GIVEN INSTRUCTION - Retype the whole listing verbatim and keep the pictures out of it.

DATA FOR PROCESSING -
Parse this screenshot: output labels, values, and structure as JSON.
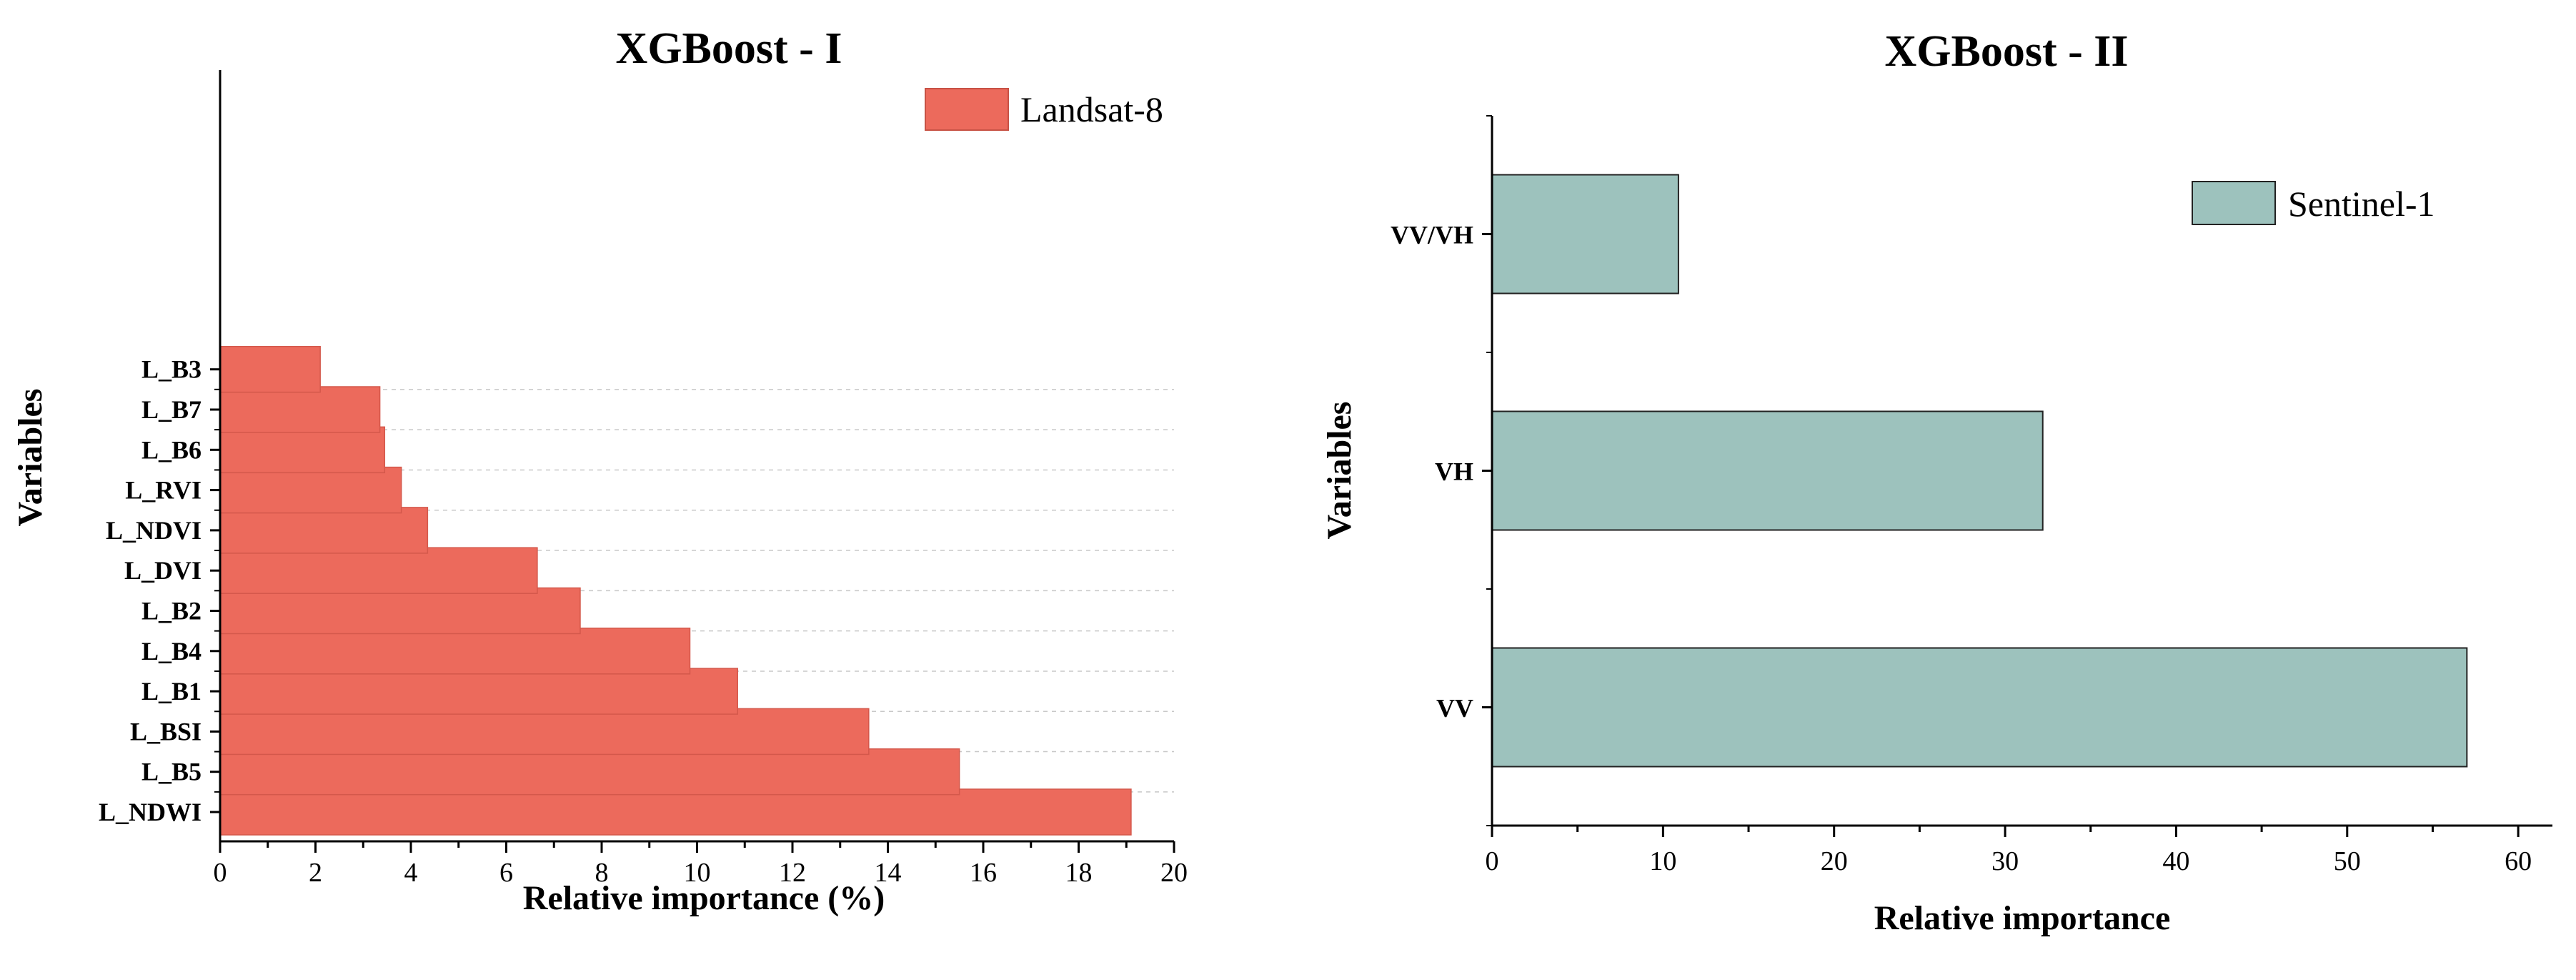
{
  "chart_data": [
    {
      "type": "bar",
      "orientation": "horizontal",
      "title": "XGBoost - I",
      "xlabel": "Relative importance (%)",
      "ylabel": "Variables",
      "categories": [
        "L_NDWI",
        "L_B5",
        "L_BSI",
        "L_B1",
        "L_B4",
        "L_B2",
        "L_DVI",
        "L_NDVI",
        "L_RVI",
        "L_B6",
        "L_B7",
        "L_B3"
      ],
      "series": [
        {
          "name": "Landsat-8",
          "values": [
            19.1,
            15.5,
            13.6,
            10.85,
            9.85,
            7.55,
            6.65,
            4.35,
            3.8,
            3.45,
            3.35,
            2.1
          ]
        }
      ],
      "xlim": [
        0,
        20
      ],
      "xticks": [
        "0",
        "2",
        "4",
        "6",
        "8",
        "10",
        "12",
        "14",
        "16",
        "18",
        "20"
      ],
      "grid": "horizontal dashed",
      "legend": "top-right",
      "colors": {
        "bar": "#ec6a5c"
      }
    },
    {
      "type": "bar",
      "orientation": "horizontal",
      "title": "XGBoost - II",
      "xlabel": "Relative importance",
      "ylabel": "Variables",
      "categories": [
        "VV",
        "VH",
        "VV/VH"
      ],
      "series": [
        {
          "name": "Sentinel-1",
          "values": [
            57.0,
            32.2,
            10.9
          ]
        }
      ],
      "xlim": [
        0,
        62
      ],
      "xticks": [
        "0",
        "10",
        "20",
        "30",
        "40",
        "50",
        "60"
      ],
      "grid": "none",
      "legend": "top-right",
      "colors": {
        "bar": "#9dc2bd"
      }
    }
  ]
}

OUTPUT FOR THIS TASK -
Parse this screenshot: output labels, values, and structure as JSON.
{
  "chart_data": [
    {
      "type": "bar",
      "orientation": "horizontal",
      "title": "XGBoost - I",
      "xlabel": "Relative importance (%)",
      "ylabel": "Variables",
      "categories": [
        "L_NDWI",
        "L_B5",
        "L_BSI",
        "L_B1",
        "L_B4",
        "L_B2",
        "L_DVI",
        "L_NDVI",
        "L_RVI",
        "L_B6",
        "L_B7",
        "L_B3"
      ],
      "series": [
        {
          "name": "Landsat-8",
          "values": [
            19.1,
            15.5,
            13.6,
            10.85,
            9.85,
            7.55,
            6.65,
            4.35,
            3.8,
            3.45,
            3.35,
            2.1
          ]
        }
      ],
      "xlim": [
        0,
        20
      ],
      "xticks": [
        "0",
        "2",
        "4",
        "6",
        "8",
        "10",
        "12",
        "14",
        "16",
        "18",
        "20"
      ],
      "grid": "horizontal dashed",
      "legend": "top-right",
      "colors": {
        "bar": "#ec6a5c"
      }
    },
    {
      "type": "bar",
      "orientation": "horizontal",
      "title": "XGBoost - II",
      "xlabel": "Relative importance",
      "ylabel": "Variables",
      "categories": [
        "VV",
        "VH",
        "VV/VH"
      ],
      "series": [
        {
          "name": "Sentinel-1",
          "values": [
            57.0,
            32.2,
            10.9
          ]
        }
      ],
      "xlim": [
        0,
        62
      ],
      "xticks": [
        "0",
        "10",
        "20",
        "30",
        "40",
        "50",
        "60"
      ],
      "grid": "none",
      "legend": "top-right",
      "colors": {
        "bar": "#9dc2bd"
      }
    }
  ]
}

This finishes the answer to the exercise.